* What this task involves
Output all of the records exactly as written.
##### Stored rows
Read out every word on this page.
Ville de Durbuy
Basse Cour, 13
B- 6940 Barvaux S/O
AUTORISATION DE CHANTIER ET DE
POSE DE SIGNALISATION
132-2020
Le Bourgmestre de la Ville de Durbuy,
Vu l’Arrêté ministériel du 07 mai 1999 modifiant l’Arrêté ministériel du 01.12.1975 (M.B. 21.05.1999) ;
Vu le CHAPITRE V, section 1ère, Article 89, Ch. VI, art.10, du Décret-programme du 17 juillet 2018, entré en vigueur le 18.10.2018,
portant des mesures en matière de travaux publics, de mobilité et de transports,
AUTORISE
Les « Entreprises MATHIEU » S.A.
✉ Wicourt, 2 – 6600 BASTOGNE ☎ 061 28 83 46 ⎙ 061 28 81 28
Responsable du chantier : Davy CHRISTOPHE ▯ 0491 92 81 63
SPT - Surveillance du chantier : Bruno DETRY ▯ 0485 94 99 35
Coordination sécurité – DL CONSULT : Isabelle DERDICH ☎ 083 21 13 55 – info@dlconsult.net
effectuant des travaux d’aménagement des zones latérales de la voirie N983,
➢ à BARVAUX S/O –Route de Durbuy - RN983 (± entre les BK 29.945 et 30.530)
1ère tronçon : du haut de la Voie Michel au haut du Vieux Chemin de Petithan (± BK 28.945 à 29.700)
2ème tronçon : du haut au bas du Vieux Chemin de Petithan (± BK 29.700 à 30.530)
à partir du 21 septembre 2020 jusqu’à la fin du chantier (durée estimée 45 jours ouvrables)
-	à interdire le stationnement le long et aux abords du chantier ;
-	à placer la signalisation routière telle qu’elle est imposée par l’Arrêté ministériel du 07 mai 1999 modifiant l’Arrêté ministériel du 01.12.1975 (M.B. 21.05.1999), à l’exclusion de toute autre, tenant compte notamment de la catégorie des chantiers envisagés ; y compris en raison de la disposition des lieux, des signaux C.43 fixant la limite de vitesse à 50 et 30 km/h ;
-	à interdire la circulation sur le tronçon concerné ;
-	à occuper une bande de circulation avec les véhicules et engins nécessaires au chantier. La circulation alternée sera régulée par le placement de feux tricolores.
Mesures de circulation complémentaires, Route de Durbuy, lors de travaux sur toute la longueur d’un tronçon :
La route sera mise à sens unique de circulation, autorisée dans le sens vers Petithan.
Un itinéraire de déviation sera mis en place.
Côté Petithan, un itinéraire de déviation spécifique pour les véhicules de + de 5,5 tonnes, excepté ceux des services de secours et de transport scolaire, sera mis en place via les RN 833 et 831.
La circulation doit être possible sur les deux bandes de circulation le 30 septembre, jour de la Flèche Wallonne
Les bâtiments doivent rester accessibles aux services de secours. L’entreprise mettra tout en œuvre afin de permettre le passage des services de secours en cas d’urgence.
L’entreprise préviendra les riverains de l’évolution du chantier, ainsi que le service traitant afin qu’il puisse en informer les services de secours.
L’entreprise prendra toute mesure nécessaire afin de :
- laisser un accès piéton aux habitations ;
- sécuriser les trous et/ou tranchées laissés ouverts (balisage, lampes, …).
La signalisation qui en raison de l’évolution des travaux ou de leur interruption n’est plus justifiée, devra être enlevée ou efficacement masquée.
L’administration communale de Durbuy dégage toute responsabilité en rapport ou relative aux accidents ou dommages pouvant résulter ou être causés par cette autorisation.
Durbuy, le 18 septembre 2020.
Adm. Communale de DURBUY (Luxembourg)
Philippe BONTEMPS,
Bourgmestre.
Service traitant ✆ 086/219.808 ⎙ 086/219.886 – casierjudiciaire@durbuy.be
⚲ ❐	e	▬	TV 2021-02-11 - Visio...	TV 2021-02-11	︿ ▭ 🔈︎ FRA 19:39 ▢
##########
* Exercise output
Read out every word on this page.
Ville de Durbuy
Basse Cour, 13
B- 6940 Barvaux S/O
AUTORISATION DE CHANTIER ET DE
POSE DE SIGNALISATION
132-2020
Le Bourgmestre de la Ville de Durbuy,
Vu l’Arrêté ministériel du 07 mai 1999 modifiant l’Arrêté ministériel du 01.12.1975 (M.B. 21.05.1999) ;
Vu le CHAPITRE V, section 1ère, Article 89, Ch. VI, art.10, du Décret-programme du 17 juillet 2018, entré en vigueur le 18.10.2018,
portant des mesures en matière de travaux publics, de mobilité et de transports,
AUTORISE
Les « Entreprises MATHIEU » S.A.
✉ Wicourt, 2 – 6600 BASTOGNE ☎ 061 28 83 46 ⎙ 061 28 81 28
Responsable du chantier : Davy CHRISTOPHE ▯ 0491 92 81 63
SPT - Surveillance du chantier : Bruno DETRY ▯ 0485 94 99 35
Coordination sécurité – DL CONSULT : Isabelle DERDICH ☎ 083 21 13 55 – info@dlconsult.net
effectuant des travaux d’aménagement des zones latérales de la voirie N983,
➢ à BARVAUX S/O –Route de Durbuy - RN983 (± entre les BK 29.945 et 30.530)
1ère tronçon : du haut de la Voie Michel au haut du Vieux Chemin de Petithan (± BK 28.945 à 29.700)
2ème tronçon : du haut au bas du Vieux Chemin de Petithan (± BK 29.700 à 30.530)
à partir du 21 septembre 2020 jusqu’à la fin du chantier (durée estimée 45 jours ouvrables)
-	à interdire le stationnement le long et aux abords du chantier ;
-	à placer la signalisation routière telle qu’elle est imposée par l’Arrêté ministériel du 07 mai 1999 modifiant l’Arrêté ministériel du 01.12.1975 (M.B. 21.05.1999), à l’exclusion de toute autre, tenant compte notamment de la catégorie des chantiers envisagés ; y compris en raison de la disposition des lieux, des signaux C.43 fixant la limite de vitesse à 50 et 30 km/h ;
-	à interdire la circulation sur le tronçon concerné ;
-	à occuper une bande de circulation avec les véhicules et engins nécessaires au chantier. La circulation alternée sera régulée par le placement de feux tricolores.
Mesures de circulation complémentaires, Route de Durbuy, lors de travaux sur toute la longueur d’un tronçon :
La route sera mise à sens unique de circulation, autorisée dans le sens vers Petithan.
Un itinéraire de déviation sera mis en place.
Côté Petithan, un itinéraire de déviation spécifique pour les véhicules de + de 5,5 tonnes, excepté ceux des services de secours et de transport scolaire, sera mis en place via les RN 833 et 831.
La circulation doit être possible sur les deux bandes de circulation le 30 septembre, jour de la Flèche Wallonne
Les bâtiments doivent rester accessibles aux services de secours. L’entreprise mettra tout en œuvre afin de permettre le passage des services de secours en cas d’urgence.
L’entreprise préviendra les riverains de l’évolution du chantier, ainsi que le service traitant afin qu’il puisse en informer les services de secours.
L’entreprise prendra toute mesure nécessaire afin de :
- laisser un accès piéton aux habitations ;
- sécuriser les trous et/ou tranchées laissés ouverts (balisage, lampes, …).
La signalisation qui en raison de l’évolution des travaux ou de leur interruption n’est plus justifiée, devra être enlevée ou efficacement masquée.
L’administration communale de Durbuy dégage toute responsabilité en rapport ou relative aux accidents ou dommages pouvant résulter ou être causés par cette autorisation.
Durbuy, le 18 septembre 2020.
Adm. Communale de DURBUY (Luxembourg)
Philippe BONTEMPS,
Bourgmestre.
Service traitant ✆ 086/219.808 ⎙ 086/219.886 – casierjudiciaire@durbuy.be
⚲ ❐	e	▬	TV 2021-02-11 - Visio...	TV 2021-02-11	︿ ▭ 🔈︎ FRA 19:39 ▢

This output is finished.